▶ _YOUR INSTRUCTIONS_
Copy out each line that has "JSON" in it.

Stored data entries

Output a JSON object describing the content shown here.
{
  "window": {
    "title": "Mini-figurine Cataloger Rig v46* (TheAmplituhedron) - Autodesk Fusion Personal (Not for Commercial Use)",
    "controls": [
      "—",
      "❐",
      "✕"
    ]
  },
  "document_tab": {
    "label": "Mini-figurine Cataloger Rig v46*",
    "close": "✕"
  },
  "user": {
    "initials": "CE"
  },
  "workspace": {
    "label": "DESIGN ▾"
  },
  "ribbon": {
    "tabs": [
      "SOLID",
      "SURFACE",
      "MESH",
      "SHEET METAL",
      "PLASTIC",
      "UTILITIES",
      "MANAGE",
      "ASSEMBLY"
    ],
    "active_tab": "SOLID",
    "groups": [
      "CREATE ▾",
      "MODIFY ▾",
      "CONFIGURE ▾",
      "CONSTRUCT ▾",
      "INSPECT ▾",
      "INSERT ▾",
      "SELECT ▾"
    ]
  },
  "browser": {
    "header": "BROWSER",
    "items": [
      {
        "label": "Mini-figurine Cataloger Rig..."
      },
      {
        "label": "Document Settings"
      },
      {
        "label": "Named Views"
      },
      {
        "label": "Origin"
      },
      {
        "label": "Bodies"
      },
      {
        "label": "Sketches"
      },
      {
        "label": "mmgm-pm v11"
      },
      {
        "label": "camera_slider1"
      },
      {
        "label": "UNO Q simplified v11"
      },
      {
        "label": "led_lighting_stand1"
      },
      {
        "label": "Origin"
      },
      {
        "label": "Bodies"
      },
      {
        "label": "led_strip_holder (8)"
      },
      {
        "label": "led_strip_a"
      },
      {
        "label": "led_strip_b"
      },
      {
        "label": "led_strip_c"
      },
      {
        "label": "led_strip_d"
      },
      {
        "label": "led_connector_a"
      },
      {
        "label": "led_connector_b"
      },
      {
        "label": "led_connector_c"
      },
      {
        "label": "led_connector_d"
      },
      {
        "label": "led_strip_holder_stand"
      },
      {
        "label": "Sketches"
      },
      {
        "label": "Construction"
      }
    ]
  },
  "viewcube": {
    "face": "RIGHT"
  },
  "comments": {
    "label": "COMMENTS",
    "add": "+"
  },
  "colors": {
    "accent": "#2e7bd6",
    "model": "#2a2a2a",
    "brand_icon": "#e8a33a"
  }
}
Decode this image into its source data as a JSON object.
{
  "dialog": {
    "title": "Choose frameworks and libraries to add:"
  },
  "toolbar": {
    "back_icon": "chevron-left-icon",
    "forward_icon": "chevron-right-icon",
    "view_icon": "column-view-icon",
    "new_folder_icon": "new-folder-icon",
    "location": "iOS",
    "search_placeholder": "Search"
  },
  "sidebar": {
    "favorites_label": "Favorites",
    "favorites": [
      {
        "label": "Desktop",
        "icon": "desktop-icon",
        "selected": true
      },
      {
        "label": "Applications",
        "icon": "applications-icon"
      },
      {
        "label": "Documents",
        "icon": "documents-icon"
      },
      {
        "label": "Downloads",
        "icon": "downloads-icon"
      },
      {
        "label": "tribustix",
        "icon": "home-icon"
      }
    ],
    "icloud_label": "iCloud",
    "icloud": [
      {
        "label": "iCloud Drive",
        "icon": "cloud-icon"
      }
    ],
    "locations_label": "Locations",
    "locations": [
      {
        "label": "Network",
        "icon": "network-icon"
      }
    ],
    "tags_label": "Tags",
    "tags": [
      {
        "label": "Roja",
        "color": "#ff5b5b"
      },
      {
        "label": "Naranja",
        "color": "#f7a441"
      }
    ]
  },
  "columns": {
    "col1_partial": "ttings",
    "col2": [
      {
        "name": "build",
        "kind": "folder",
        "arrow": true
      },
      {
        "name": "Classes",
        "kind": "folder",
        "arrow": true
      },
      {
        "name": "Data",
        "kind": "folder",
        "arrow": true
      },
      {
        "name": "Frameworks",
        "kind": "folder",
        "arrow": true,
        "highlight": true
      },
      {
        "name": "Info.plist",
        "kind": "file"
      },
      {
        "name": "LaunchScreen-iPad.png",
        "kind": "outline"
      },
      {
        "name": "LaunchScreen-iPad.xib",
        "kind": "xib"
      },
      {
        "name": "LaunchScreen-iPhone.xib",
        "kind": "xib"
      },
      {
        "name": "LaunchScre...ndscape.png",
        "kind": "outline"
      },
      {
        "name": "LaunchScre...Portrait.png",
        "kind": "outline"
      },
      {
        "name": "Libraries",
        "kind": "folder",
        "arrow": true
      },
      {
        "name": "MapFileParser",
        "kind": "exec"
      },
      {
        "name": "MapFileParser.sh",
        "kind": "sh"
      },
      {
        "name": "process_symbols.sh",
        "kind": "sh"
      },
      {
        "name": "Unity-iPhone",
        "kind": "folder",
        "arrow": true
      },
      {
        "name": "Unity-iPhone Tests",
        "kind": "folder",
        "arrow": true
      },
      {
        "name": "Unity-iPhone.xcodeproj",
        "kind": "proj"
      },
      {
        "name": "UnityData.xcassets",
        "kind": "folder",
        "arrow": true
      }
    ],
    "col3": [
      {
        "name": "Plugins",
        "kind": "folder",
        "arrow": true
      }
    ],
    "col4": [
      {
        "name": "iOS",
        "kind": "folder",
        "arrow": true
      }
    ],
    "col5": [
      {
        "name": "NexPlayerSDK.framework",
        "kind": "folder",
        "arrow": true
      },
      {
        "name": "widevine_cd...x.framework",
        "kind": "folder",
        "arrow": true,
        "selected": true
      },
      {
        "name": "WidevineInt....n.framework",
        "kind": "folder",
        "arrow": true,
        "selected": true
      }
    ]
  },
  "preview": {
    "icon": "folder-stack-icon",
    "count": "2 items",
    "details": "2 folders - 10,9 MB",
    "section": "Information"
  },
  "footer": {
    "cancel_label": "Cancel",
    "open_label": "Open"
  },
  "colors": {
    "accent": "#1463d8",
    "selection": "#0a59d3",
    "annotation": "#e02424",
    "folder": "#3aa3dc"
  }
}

▶ _OUTPUT BELOW_
Output a JSON object describing the content shown here.
Decode this image into its source data as a JSON object.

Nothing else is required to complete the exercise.